• WHAT THE TASK ASKS
Pick out each line of the records that includes the string "this", and copy it.

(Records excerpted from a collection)

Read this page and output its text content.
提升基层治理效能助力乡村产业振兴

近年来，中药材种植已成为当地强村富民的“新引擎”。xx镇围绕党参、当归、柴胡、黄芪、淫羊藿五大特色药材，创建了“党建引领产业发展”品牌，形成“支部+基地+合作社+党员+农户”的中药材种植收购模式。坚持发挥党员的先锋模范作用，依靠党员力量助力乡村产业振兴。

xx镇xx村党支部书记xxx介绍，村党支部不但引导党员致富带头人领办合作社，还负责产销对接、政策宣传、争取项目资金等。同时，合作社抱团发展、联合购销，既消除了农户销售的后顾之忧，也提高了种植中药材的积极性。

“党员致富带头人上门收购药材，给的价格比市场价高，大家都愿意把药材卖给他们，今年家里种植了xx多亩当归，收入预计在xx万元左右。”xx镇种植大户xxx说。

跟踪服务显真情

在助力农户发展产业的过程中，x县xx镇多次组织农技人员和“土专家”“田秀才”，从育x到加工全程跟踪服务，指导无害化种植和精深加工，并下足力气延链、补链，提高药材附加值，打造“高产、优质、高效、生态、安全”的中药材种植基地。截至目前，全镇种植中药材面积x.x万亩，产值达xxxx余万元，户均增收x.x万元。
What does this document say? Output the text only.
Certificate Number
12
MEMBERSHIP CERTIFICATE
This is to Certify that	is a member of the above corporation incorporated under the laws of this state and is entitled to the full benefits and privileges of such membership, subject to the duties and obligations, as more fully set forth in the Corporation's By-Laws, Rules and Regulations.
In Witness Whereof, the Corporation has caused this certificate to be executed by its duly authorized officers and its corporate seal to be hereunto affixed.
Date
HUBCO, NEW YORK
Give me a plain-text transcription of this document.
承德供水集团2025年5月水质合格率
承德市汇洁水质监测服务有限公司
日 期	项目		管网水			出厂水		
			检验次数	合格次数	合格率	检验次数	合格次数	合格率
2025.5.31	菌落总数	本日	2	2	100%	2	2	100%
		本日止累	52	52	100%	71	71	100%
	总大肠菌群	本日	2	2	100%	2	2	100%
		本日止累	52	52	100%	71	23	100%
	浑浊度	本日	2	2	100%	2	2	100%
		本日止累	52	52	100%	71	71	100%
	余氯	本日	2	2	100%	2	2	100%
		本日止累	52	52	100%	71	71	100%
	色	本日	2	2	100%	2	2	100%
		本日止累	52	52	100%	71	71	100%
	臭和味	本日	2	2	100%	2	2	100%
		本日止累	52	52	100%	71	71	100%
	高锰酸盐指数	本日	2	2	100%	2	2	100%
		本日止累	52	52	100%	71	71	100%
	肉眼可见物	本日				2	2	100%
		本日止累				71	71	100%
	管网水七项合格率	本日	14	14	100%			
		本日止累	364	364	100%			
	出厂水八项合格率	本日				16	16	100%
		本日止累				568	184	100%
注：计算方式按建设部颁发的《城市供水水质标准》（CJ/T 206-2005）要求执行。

• REPLY TO THE TASK
Read this page and output its text content.
What does this document say? Output the text only.
This is to Certify that	is a member of the above corporation incorporated under the laws of this state and is entitled to the full benefits and privileges of such membership, subject to the duties and obligations, as more fully set forth in the Corporation's By-Laws, Rules and Regulations.
In Witness Whereof, the Corporation has caused this certificate to be executed by its duly authorized officers and its corporate seal to be hereunto affixed.
Give me a plain-text transcription of this document.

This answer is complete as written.